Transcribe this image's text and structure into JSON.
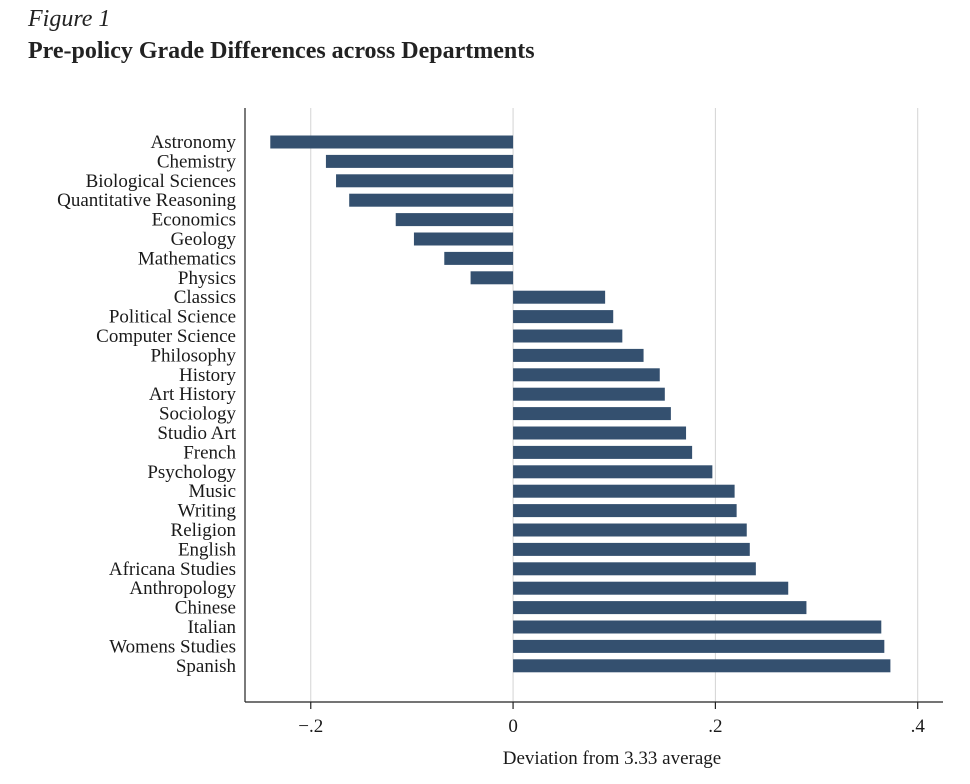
{
  "figure_label": "Figure 1",
  "title": "Pre-policy Grade Differences across Departments",
  "chart_data": {
    "type": "bar",
    "orientation": "horizontal",
    "title": "Pre-policy Grade Differences across Departments",
    "xlabel": "Deviation from 3.33 average",
    "ylabel": "",
    "xlim": [
      -0.265,
      0.425
    ],
    "xticks": [
      -0.2,
      0,
      0.2,
      0.4
    ],
    "xtick_labels": [
      "−.2",
      "0",
      ".2",
      ".4"
    ],
    "grid": "vertical gridlines at ticks",
    "bar_color": "#34506f",
    "categories": [
      "Astronomy",
      "Chemistry",
      "Biological Sciences",
      "Quantitative Reasoning",
      "Economics",
      "Geology",
      "Mathematics",
      "Physics",
      "Classics",
      "Political Science",
      "Computer Science",
      "Philosophy",
      "History",
      "Art History",
      "Sociology",
      "Studio Art",
      "French",
      "Psychology",
      "Music",
      "Writing",
      "Religion",
      "English",
      "Africana Studies",
      "Anthropology",
      "Chinese",
      "Italian",
      "Womens Studies",
      "Spanish"
    ],
    "values": [
      -0.24,
      -0.185,
      -0.175,
      -0.162,
      -0.116,
      -0.098,
      -0.068,
      -0.042,
      0.091,
      0.099,
      0.108,
      0.129,
      0.145,
      0.15,
      0.156,
      0.171,
      0.177,
      0.197,
      0.219,
      0.221,
      0.231,
      0.234,
      0.24,
      0.272,
      0.29,
      0.364,
      0.367,
      0.373
    ]
  }
}
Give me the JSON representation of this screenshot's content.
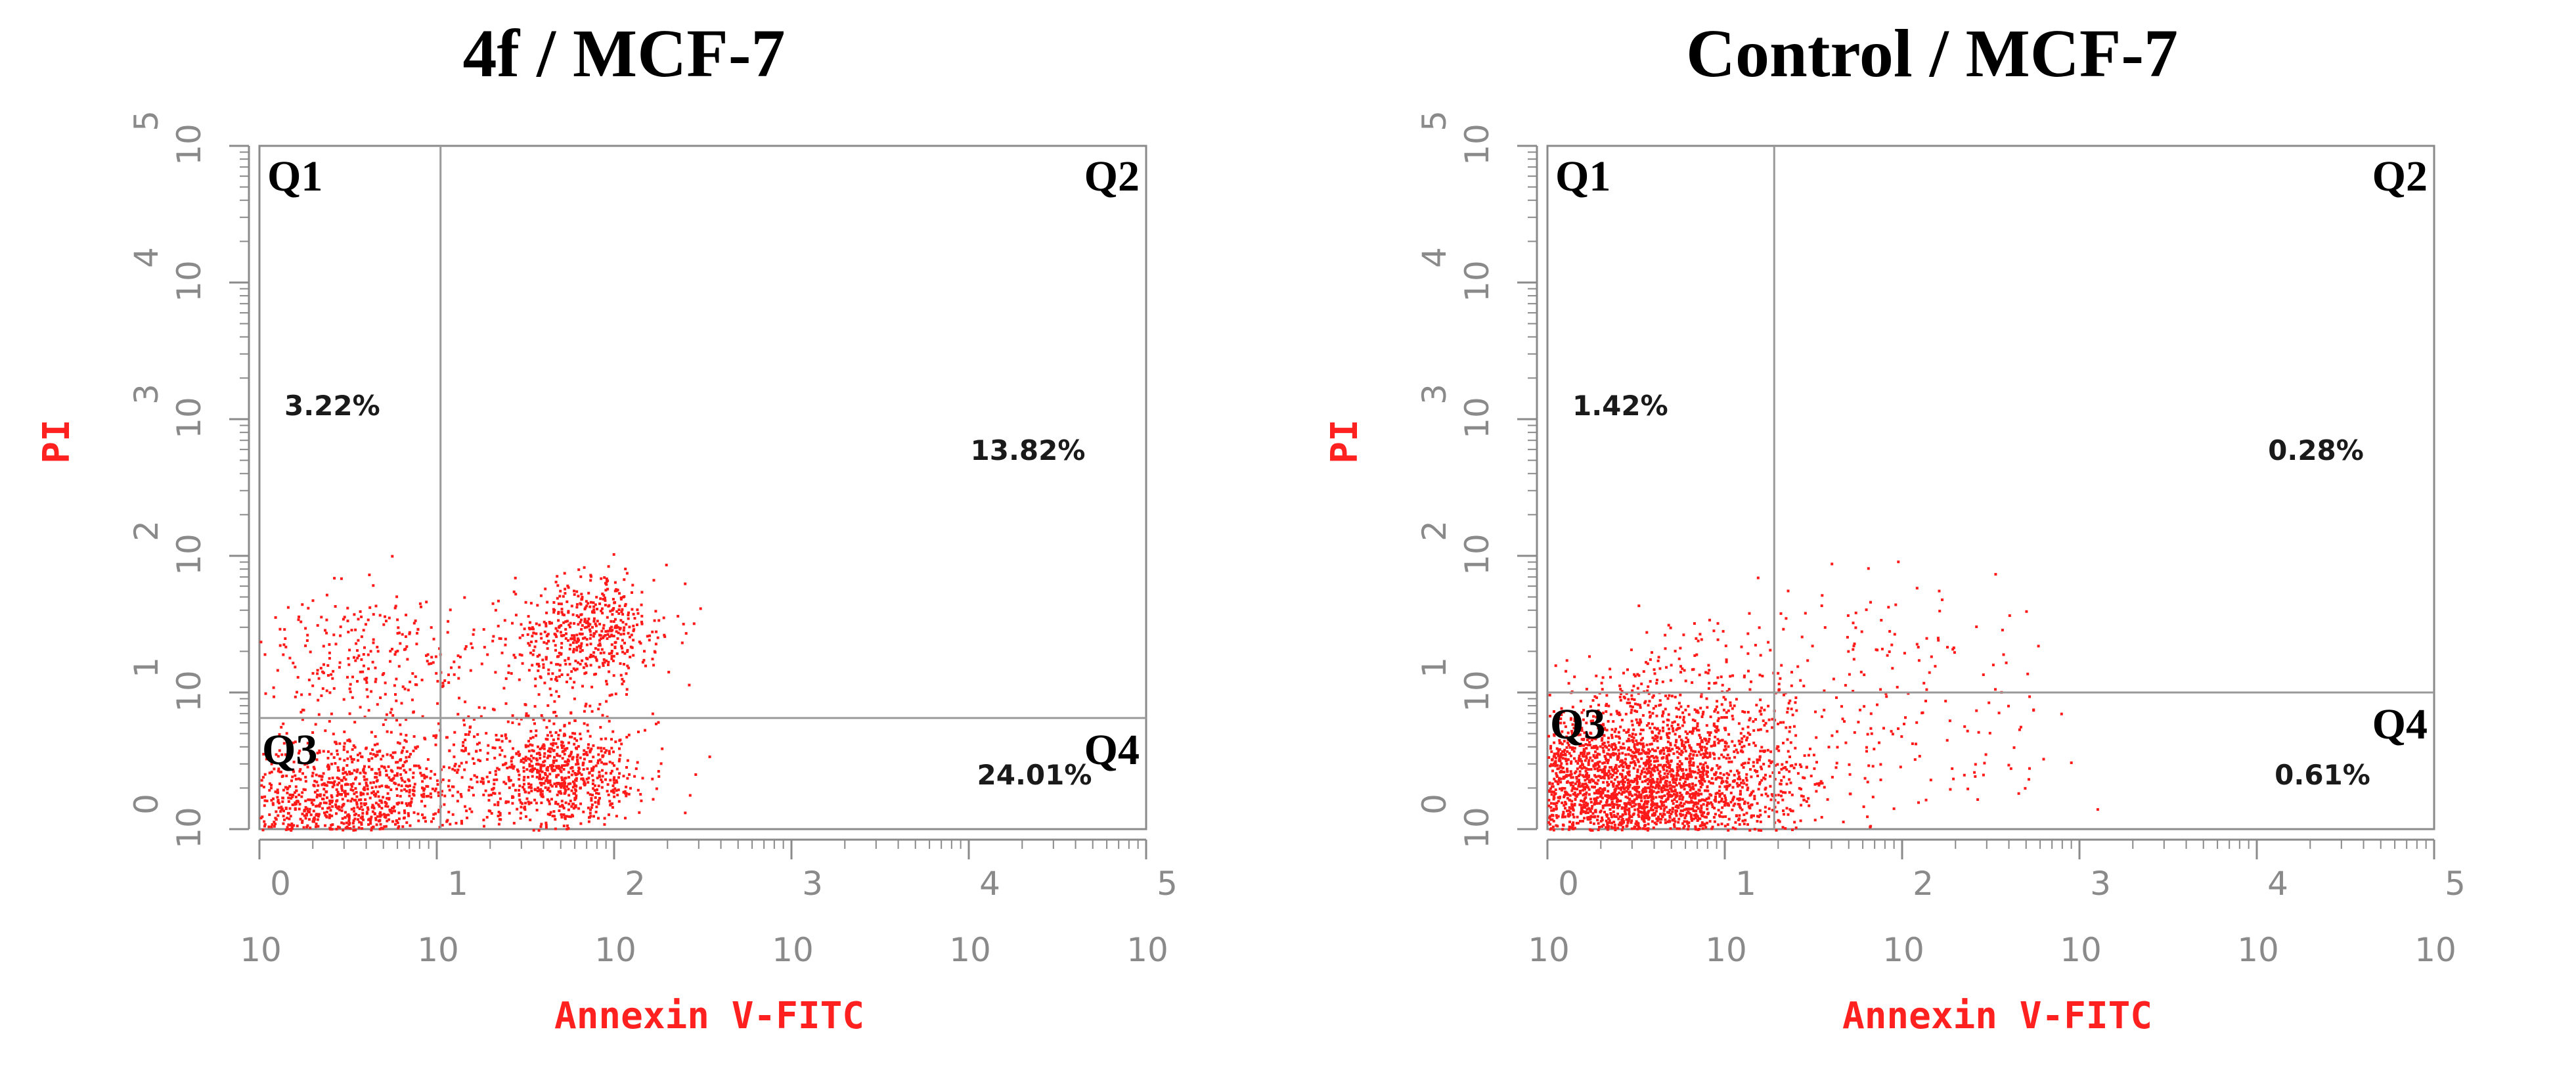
{
  "chart_data": [
    {
      "type": "scatter",
      "title": "4f / MCF-7",
      "xlabel": "Annexin V-FITC",
      "ylabel": "PI",
      "scale": "log",
      "xlim": [
        1,
        100000
      ],
      "ylim": [
        1,
        100000
      ],
      "x_ticks": [
        {
          "base": "10",
          "exp": "0"
        },
        {
          "base": "10",
          "exp": "1"
        },
        {
          "base": "10",
          "exp": "2"
        },
        {
          "base": "10",
          "exp": "3"
        },
        {
          "base": "10",
          "exp": "4"
        },
        {
          "base": "10",
          "exp": "5"
        }
      ],
      "y_ticks": [
        {
          "base": "10",
          "exp": "0"
        },
        {
          "base": "10",
          "exp": "1"
        },
        {
          "base": "10",
          "exp": "2"
        },
        {
          "base": "10",
          "exp": "3"
        },
        {
          "base": "10",
          "exp": "4"
        },
        {
          "base": "10",
          "exp": "5"
        }
      ],
      "gate_x": 10.5,
      "gate_y": 6.5,
      "quadrants": [
        {
          "label": "Q1",
          "percent": "3.22%"
        },
        {
          "label": "Q2",
          "percent": "13.82%"
        },
        {
          "label": "Q3",
          "percent": ""
        },
        {
          "label": "Q4",
          "percent": "24.01%"
        }
      ],
      "point_color": "#ff1a1a",
      "clusters": [
        {
          "x": 3.5,
          "y": 1.6,
          "spread_x": 0.35,
          "spread_y": 0.28,
          "n": 900
        },
        {
          "x": 2.2,
          "y": 1.3,
          "spread_x": 0.4,
          "spread_y": 0.22,
          "n": 450
        },
        {
          "x": 4.0,
          "y": 18,
          "spread_x": 0.35,
          "spread_y": 0.25,
          "n": 260
        },
        {
          "x": 50,
          "y": 2.5,
          "spread_x": 0.22,
          "spread_y": 0.2,
          "n": 650
        },
        {
          "x": 70,
          "y": 28,
          "spread_x": 0.22,
          "spread_y": 0.2,
          "n": 520
        },
        {
          "x": 25,
          "y": 5,
          "spread_x": 0.35,
          "spread_y": 0.3,
          "n": 200
        }
      ]
    },
    {
      "type": "scatter",
      "title": "Control / MCF-7",
      "xlabel": "Annexin V-FITC",
      "ylabel": "PI",
      "scale": "log",
      "xlim": [
        1,
        100000
      ],
      "ylim": [
        1,
        100000
      ],
      "x_ticks": [
        {
          "base": "10",
          "exp": "0"
        },
        {
          "base": "10",
          "exp": "1"
        },
        {
          "base": "10",
          "exp": "2"
        },
        {
          "base": "10",
          "exp": "3"
        },
        {
          "base": "10",
          "exp": "4"
        },
        {
          "base": "10",
          "exp": "5"
        }
      ],
      "y_ticks": [
        {
          "base": "10",
          "exp": "0"
        },
        {
          "base": "10",
          "exp": "1"
        },
        {
          "base": "10",
          "exp": "2"
        },
        {
          "base": "10",
          "exp": "3"
        },
        {
          "base": "10",
          "exp": "4"
        },
        {
          "base": "10",
          "exp": "5"
        }
      ],
      "gate_x": 19,
      "gate_y": 10,
      "quadrants": [
        {
          "label": "Q1",
          "percent": "1.42%"
        },
        {
          "label": "Q2",
          "percent": "0.28%"
        },
        {
          "label": "Q3",
          "percent": ""
        },
        {
          "label": "Q4",
          "percent": "0.61%"
        }
      ],
      "point_color": "#ff1a1a",
      "clusters": [
        {
          "x": 2.5,
          "y": 1.8,
          "spread_x": 0.45,
          "spread_y": 0.3,
          "n": 2600
        },
        {
          "x": 5,
          "y": 3,
          "spread_x": 0.4,
          "spread_y": 0.3,
          "n": 700
        },
        {
          "x": 8,
          "y": 12,
          "spread_x": 0.35,
          "spread_y": 0.25,
          "n": 160
        },
        {
          "x": 120,
          "y": 4,
          "spread_x": 0.45,
          "spread_y": 0.3,
          "n": 110
        },
        {
          "x": 80,
          "y": 25,
          "spread_x": 0.4,
          "spread_y": 0.25,
          "n": 70
        }
      ]
    }
  ]
}
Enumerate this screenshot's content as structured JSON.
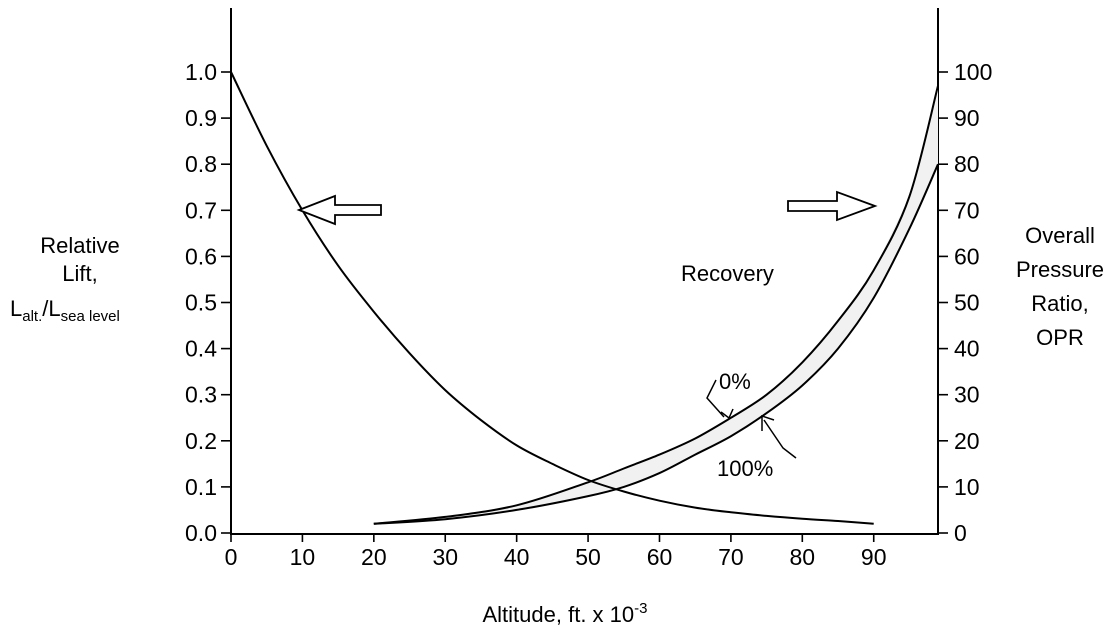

________________________

SET TASK:
Where a line of the material above holds the string "JSON", copy that line.

EXERCISE RESPONSE:
Transcribe this image's text and structure into JSON.
Give me the JSON representation of this screenshot's content.
Enumerate this screenshot's content as structured JSON.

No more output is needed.